OBJECTIVE> Look through the records below and give the number of lines holding the string "Mulai", nothing more.

EXERCISE INPUTS>

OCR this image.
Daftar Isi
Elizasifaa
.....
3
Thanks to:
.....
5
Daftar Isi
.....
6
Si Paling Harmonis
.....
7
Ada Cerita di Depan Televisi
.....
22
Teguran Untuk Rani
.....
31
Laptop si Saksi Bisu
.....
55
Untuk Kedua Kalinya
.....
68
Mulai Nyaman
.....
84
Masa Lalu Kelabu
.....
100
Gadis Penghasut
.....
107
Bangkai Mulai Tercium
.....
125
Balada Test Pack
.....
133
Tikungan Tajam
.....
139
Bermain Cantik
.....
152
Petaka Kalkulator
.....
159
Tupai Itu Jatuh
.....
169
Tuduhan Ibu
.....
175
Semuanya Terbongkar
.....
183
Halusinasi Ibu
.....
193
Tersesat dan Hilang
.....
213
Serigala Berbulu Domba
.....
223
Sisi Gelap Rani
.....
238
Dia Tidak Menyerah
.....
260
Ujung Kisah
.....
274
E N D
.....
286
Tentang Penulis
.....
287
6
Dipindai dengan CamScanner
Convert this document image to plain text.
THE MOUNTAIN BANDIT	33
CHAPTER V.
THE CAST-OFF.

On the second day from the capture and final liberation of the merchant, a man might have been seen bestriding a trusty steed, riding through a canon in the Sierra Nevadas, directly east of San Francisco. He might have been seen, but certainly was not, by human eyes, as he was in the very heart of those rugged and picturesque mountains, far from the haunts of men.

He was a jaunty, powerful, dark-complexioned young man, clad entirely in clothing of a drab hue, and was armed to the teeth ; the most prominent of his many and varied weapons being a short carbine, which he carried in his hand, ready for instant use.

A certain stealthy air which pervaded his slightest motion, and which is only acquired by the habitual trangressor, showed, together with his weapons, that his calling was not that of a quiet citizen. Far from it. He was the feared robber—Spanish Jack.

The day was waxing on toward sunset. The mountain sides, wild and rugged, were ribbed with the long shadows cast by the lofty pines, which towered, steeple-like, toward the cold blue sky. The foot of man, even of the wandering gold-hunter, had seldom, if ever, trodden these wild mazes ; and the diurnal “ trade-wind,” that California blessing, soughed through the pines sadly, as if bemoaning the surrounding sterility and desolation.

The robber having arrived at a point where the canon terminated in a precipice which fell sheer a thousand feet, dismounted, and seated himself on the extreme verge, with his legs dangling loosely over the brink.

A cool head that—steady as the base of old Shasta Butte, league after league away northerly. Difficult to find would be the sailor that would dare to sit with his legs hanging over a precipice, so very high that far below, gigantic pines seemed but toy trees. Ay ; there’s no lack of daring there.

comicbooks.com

EXERCISE ANSWER> 2